INSTRUCTIONS TO FOLLOW: What is the number of lines holding the word "génération"? Give that number alone.

THE RECORDS:

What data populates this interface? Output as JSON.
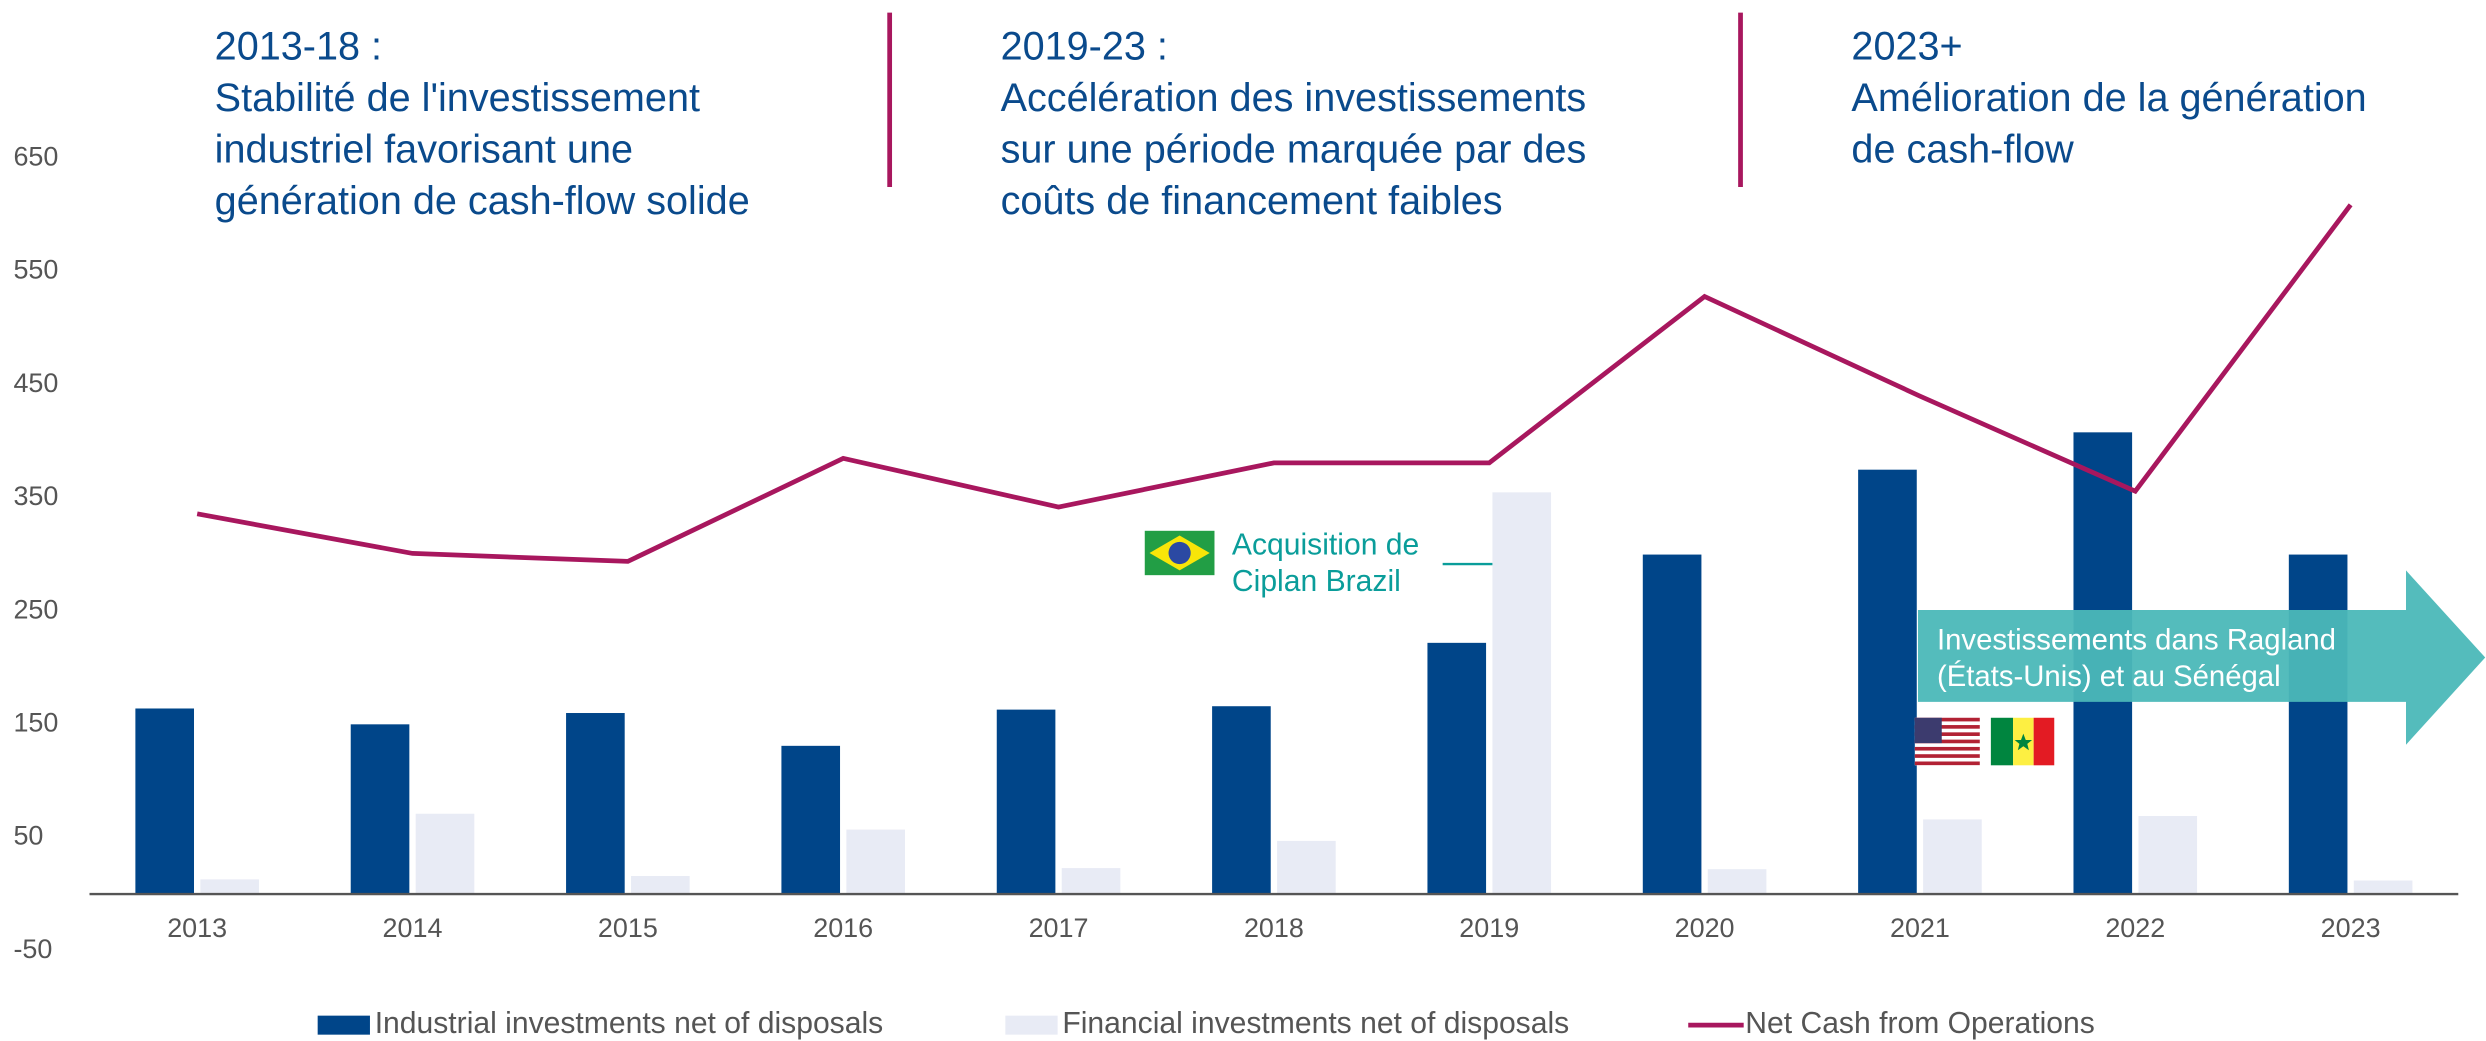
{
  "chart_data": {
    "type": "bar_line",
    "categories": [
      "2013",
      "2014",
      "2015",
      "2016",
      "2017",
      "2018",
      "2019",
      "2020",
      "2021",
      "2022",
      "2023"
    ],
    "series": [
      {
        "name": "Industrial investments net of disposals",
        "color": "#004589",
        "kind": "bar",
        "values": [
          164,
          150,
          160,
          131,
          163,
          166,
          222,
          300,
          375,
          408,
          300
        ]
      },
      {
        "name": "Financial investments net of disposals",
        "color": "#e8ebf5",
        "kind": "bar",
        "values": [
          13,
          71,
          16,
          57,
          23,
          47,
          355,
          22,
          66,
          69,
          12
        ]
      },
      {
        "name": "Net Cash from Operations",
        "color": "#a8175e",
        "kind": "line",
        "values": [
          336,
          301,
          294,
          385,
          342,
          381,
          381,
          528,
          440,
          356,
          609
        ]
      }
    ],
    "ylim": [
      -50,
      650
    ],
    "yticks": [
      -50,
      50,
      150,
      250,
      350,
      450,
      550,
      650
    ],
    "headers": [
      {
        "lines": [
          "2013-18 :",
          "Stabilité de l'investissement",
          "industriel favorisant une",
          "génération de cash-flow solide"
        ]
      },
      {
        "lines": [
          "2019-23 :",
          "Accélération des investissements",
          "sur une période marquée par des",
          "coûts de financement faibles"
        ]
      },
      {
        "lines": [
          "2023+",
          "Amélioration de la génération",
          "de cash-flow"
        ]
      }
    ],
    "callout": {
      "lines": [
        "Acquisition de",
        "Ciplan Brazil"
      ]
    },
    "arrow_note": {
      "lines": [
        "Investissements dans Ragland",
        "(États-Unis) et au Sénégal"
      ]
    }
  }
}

REPLY TO THE TASK: 2